== WHAT NEEDS TO BE DONE ==
Determine the number of lines in the listing below where the string "September" occurs; answer with the number alone.

== RECORDS SUPPLIED ==

============================================================

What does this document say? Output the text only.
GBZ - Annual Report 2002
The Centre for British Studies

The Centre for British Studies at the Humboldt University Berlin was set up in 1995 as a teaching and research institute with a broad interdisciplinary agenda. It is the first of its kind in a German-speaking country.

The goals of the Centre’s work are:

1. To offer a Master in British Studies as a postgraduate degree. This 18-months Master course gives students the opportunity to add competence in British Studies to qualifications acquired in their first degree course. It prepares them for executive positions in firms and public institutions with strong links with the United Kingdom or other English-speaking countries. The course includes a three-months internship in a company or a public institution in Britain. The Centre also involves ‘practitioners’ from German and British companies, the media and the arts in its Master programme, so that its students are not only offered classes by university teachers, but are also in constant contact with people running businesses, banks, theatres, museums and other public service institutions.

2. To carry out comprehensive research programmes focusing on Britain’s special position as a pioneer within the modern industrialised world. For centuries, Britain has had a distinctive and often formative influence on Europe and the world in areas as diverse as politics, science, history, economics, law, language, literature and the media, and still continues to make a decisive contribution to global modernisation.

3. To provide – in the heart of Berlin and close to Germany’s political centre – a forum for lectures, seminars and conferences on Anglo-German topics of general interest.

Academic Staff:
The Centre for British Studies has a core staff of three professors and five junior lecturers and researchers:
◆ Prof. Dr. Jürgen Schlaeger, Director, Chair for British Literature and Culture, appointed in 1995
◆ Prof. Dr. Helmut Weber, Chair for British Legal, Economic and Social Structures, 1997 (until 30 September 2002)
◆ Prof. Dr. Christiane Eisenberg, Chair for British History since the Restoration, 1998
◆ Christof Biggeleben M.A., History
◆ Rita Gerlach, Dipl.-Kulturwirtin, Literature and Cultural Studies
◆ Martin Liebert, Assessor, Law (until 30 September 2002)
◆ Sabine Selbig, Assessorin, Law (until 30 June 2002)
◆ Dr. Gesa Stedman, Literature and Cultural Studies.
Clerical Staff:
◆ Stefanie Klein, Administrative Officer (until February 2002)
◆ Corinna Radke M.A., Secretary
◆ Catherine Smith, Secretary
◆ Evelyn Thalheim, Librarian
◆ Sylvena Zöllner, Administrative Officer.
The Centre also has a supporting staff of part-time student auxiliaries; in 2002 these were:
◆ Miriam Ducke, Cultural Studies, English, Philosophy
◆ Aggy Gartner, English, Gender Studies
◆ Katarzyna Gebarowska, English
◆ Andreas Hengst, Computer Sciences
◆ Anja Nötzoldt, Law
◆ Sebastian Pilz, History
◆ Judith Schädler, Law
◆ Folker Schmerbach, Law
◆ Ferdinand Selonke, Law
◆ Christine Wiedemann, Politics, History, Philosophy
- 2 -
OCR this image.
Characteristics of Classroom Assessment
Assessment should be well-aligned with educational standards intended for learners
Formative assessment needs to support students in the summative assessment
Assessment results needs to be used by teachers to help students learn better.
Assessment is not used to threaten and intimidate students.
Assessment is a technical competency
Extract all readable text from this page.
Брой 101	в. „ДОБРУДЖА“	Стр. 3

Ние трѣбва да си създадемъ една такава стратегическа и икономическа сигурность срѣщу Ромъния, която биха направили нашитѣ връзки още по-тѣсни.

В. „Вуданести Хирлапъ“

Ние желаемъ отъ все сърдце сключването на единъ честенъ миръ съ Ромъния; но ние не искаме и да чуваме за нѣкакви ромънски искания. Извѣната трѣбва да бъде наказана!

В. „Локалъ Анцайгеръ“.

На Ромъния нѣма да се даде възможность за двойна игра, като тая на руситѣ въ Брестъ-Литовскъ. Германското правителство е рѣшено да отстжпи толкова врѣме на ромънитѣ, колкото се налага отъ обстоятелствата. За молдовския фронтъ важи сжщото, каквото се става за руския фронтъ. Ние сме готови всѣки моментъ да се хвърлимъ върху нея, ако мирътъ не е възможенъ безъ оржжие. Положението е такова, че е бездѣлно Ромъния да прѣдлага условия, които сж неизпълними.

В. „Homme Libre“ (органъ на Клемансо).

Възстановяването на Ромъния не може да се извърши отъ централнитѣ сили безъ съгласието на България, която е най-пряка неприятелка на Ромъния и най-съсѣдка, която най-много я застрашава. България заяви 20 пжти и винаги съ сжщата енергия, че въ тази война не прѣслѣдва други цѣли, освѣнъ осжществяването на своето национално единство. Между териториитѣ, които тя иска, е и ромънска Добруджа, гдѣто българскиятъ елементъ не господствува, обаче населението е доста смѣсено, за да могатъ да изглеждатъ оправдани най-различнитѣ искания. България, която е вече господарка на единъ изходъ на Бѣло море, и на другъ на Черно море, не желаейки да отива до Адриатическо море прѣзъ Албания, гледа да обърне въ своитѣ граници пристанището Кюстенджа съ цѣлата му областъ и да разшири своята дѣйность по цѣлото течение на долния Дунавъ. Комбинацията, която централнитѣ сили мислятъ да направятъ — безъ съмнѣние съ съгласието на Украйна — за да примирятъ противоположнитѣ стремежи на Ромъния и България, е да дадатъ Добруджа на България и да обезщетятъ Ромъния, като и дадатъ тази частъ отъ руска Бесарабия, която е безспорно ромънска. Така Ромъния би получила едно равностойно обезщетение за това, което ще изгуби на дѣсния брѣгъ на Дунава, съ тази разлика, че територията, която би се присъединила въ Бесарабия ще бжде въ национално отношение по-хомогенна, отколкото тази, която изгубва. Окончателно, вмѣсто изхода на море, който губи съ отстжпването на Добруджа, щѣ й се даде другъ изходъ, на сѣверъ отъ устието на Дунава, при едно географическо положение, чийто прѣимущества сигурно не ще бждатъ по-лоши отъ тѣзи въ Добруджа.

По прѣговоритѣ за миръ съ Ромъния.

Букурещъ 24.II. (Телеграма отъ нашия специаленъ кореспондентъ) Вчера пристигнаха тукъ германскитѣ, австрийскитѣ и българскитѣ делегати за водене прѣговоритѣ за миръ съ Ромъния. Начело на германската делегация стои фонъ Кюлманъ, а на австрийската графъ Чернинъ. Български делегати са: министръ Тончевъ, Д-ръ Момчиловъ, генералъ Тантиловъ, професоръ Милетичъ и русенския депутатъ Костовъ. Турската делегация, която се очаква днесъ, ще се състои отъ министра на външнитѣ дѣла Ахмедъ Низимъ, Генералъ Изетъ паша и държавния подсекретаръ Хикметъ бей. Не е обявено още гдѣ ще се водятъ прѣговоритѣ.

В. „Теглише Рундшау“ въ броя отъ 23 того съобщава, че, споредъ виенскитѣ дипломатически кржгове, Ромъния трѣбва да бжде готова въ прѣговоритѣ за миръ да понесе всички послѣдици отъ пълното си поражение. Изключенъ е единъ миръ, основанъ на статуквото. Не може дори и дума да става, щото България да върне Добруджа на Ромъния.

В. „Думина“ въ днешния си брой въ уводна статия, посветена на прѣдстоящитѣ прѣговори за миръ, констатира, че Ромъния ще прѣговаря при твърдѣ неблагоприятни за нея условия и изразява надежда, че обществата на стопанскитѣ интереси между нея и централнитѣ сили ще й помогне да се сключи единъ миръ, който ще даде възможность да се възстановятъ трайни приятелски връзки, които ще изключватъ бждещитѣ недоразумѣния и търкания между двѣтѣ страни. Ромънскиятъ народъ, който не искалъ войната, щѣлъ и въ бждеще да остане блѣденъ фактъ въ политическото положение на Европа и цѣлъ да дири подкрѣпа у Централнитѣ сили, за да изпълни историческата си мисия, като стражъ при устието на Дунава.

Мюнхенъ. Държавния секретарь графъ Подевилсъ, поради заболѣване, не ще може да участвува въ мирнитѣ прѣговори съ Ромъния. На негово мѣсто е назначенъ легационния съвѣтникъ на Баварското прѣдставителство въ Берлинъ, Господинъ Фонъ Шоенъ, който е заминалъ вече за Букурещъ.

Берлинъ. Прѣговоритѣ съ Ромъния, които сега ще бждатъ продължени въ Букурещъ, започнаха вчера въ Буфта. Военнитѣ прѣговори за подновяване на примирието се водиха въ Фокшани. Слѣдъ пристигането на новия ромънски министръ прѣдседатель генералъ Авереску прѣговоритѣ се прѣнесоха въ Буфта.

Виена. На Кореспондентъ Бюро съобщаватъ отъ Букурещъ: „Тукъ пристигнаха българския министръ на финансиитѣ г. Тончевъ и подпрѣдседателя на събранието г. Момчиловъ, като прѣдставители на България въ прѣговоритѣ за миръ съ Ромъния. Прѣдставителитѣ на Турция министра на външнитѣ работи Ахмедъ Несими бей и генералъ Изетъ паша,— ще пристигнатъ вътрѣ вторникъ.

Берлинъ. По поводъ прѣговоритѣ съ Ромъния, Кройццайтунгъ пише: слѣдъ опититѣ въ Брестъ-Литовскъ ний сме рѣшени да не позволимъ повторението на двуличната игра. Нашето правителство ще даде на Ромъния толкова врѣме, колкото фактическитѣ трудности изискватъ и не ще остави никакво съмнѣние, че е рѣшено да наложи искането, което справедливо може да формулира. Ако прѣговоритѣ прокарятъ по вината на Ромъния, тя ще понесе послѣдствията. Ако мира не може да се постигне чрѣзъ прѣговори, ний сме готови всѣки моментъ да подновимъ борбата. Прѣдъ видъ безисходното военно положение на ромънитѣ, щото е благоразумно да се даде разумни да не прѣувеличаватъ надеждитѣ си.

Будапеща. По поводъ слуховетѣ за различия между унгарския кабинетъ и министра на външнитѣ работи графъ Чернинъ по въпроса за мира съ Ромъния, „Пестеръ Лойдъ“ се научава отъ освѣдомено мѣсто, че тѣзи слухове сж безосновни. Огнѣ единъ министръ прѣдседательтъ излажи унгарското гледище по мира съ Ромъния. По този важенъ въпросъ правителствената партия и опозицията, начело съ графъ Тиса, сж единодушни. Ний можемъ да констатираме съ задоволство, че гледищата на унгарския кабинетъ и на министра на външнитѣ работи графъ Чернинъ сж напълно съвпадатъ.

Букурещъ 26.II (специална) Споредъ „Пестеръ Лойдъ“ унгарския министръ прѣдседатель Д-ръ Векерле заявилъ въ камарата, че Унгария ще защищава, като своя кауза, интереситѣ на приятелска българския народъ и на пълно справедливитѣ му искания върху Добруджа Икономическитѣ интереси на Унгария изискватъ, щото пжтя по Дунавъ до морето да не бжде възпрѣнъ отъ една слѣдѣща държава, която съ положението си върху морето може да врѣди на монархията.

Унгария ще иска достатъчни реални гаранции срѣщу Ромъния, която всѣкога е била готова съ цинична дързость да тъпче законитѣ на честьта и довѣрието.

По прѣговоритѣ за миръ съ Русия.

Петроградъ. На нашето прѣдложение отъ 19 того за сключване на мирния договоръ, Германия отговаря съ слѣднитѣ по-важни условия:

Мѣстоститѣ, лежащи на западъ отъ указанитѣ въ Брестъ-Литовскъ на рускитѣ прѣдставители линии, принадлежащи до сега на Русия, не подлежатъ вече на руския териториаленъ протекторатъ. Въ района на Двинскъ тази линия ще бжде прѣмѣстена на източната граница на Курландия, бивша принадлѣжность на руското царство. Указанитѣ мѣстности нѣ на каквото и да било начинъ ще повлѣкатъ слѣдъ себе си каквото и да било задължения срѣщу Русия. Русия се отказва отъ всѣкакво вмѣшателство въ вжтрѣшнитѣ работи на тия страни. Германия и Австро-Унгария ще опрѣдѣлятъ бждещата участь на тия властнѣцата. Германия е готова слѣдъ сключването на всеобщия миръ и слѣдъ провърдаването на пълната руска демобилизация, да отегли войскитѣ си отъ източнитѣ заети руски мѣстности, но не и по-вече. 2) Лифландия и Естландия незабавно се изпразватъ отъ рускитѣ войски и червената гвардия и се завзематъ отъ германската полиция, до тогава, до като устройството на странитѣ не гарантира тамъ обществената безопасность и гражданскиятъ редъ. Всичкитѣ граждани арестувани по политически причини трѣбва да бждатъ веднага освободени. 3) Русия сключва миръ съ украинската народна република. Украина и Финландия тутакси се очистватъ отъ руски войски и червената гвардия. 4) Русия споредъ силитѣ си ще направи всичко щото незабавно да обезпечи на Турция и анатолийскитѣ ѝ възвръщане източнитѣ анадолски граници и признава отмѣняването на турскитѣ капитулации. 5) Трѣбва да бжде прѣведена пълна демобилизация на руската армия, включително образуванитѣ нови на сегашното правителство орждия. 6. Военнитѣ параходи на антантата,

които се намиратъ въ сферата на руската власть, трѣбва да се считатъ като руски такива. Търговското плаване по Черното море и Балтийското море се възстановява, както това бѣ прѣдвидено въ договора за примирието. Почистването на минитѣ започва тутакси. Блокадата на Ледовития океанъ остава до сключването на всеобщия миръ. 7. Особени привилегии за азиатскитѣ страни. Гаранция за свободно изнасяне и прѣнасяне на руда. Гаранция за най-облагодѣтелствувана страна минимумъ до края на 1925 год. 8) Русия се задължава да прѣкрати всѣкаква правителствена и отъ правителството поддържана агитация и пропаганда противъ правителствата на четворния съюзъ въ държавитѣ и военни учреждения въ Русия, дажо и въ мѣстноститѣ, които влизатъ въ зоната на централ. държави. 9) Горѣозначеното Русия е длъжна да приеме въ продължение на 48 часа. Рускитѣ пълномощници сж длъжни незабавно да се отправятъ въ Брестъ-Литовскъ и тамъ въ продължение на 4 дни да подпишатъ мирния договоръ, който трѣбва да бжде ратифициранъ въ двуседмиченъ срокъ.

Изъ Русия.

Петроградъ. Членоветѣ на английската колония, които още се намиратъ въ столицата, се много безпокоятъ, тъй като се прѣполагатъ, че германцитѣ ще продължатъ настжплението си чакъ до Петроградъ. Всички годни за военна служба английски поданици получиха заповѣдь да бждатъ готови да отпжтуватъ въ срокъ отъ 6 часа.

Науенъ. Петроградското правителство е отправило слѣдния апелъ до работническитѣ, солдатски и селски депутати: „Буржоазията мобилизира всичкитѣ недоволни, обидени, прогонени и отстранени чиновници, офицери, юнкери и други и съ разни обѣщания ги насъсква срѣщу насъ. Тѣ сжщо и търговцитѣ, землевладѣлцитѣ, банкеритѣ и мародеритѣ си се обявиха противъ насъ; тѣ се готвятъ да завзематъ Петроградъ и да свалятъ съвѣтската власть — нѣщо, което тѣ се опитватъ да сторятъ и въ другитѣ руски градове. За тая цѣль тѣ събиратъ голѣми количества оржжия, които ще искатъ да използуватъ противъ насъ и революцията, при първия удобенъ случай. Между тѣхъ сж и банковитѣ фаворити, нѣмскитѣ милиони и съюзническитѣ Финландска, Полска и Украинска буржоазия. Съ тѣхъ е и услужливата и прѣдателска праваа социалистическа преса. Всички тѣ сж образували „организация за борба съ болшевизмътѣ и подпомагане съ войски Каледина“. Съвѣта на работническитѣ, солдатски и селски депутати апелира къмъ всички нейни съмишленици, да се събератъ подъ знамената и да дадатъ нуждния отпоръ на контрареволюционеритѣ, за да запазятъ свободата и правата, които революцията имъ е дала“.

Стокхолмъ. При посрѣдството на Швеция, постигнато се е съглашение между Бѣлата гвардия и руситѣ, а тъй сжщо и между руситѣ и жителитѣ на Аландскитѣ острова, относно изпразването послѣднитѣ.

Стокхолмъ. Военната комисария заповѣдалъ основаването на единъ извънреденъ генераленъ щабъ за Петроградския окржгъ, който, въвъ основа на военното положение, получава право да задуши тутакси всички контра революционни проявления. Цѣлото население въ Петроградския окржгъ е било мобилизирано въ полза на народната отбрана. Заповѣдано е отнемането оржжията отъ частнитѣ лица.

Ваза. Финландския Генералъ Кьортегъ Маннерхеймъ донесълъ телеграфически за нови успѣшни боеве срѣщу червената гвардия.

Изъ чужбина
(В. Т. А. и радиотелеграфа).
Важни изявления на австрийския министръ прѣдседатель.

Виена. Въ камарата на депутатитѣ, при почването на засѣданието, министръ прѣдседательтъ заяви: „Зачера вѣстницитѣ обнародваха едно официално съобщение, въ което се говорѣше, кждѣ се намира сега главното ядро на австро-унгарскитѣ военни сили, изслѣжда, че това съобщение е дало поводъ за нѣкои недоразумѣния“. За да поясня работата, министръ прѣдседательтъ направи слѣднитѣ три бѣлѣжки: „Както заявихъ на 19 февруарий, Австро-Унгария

============================================================

== FINAL RESULT ==
2